* Short task
Write the material out again, line by line, exactly as it is.

* Data items

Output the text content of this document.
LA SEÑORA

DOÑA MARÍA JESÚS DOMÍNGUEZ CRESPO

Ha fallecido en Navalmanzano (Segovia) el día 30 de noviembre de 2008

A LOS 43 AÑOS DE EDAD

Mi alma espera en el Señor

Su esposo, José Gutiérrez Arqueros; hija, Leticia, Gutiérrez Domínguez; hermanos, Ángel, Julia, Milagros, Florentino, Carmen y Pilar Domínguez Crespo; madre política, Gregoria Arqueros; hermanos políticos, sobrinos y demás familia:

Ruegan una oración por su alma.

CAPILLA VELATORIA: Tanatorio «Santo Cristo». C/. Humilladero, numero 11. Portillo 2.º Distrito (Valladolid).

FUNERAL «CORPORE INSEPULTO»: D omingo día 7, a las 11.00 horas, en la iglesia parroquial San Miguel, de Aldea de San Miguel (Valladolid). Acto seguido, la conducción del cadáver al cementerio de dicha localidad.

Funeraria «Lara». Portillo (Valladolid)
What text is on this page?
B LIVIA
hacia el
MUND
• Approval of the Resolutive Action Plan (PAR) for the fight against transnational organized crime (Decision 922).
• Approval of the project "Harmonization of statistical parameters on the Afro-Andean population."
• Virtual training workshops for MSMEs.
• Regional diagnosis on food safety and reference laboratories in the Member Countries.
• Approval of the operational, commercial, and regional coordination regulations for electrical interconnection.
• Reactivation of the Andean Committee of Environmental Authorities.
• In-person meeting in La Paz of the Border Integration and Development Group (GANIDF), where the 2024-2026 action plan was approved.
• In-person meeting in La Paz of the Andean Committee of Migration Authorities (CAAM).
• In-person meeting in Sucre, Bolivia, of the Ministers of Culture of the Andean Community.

* Solution to the problem
Output the text content of this document.
LA SEÑORA

DOÑA MARÍA JESÚS DOMÍNGUEZ CRESPO

Ha fallecido en Navalmanzano (Segovia) el día 30 de noviembre de 2008

A LOS 43 AÑOS DE EDAD

Mi alma espera en el Señor

Su esposo, José Gutiérrez Arqueros; hija, Leticia, Gutiérrez Domínguez; hermanos, Ángel, Julia, Milagros, Florentino, Carmen y Pilar Domínguez Crespo; madre política, Gregoria Arqueros; hermanos políticos, sobrinos y demás familia:

Ruegan una oración por su alma.

CAPILLA VELATORIA: Tanatorio «Santo Cristo». C/. Humilladero, numero 11. Portillo 2.º Distrito (Valladolid).

FUNERAL «CORPORE INSEPULTO»: D omingo día 7, a las 11.00 horas, en la iglesia parroquial San Miguel, de Aldea de San Miguel (Valladolid). Acto seguido, la conducción del cadáver al cementerio de dicha localidad.

Funeraria «Lara». Portillo (Valladolid)
What text is on this page?
B LIVIA
hacia el
MUND
• Approval of the Resolutive Action Plan (PAR) for the fight against transnational organized crime (Decision 922).
• Approval of the project "Harmonization of statistical parameters on the Afro-Andean population."
• Virtual training workshops for MSMEs.
• Regional diagnosis on food safety and reference laboratories in the Member Countries.
• Approval of the operational, commercial, and regional coordination regulations for electrical interconnection.
• Reactivation of the Andean Committee of Environmental Authorities.
• In-person meeting in La Paz of the Border Integration and Development Group (GANIDF), where the 2024-2026 action plan was approved.
• In-person meeting in La Paz of the Andean Committee of Migration Authorities (CAAM).
• In-person meeting in Sucre, Bolivia, of the Ministers of Culture of the Andean Community.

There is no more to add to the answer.